Problem details: Find the number of lines in these records where the word "由赵浚凯执导" appears. Reply with that number and nothing more.

╭─ The records

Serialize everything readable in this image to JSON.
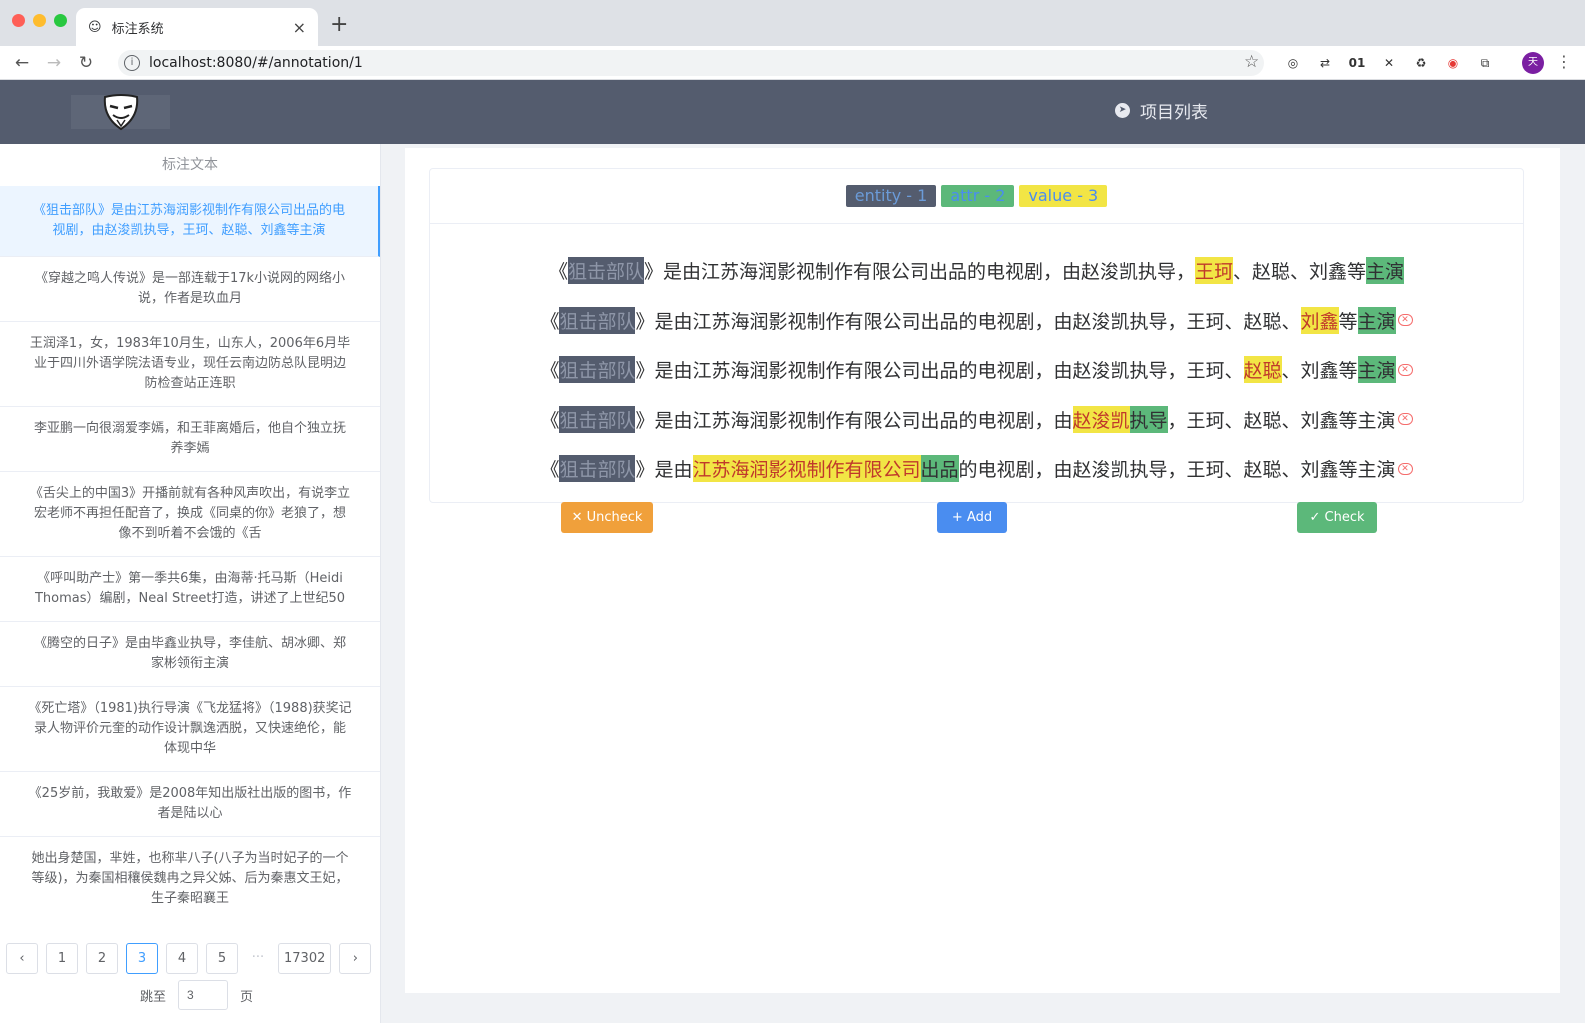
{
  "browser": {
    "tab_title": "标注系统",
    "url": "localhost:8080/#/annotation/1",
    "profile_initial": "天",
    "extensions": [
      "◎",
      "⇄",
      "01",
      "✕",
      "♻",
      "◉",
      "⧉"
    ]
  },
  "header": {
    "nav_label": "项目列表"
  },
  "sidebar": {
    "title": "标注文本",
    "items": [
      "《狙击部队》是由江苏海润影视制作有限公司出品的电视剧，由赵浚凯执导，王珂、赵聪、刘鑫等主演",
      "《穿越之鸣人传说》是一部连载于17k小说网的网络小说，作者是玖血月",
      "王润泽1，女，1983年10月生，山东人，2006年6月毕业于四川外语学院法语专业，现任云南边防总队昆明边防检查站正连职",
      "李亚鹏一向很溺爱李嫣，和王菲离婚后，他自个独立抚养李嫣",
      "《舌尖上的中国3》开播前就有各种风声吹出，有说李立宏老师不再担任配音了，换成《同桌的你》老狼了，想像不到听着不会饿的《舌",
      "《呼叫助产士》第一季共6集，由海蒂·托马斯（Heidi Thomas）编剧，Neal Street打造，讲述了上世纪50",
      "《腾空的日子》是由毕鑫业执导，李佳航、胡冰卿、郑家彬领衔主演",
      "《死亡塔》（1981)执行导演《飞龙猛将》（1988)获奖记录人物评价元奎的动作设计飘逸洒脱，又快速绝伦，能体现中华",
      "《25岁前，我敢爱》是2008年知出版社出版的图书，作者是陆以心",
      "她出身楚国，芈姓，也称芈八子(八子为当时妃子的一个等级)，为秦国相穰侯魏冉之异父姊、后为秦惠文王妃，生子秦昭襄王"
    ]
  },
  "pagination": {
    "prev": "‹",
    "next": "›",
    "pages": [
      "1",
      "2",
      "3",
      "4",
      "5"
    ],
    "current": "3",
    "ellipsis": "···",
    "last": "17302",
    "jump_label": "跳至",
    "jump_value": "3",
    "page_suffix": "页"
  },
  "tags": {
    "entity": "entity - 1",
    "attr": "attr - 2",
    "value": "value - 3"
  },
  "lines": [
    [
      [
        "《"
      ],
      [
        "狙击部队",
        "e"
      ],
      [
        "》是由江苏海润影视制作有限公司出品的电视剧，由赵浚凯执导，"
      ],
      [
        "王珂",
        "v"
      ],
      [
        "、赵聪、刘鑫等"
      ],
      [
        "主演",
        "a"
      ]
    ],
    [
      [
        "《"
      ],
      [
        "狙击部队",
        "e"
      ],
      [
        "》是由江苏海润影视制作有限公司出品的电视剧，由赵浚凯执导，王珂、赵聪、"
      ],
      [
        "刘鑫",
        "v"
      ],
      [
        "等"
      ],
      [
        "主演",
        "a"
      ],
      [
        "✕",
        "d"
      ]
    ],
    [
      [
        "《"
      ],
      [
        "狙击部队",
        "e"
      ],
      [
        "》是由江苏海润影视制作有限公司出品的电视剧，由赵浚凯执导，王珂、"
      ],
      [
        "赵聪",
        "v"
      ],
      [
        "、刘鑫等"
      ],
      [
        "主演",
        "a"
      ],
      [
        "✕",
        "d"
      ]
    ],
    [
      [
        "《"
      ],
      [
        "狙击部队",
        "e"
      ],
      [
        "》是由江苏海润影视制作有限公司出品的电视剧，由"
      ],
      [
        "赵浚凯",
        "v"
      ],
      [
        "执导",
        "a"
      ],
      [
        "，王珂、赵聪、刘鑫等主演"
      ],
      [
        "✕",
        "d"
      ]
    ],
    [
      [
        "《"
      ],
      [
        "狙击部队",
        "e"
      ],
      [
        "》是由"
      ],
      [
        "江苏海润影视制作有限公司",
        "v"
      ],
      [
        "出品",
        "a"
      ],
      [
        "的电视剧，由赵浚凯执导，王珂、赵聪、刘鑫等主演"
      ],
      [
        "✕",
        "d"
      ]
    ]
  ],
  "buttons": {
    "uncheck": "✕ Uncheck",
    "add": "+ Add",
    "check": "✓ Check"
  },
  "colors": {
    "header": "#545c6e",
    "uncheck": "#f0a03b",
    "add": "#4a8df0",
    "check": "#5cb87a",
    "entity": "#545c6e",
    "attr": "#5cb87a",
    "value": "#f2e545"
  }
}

╰─

Output for this exercise: 5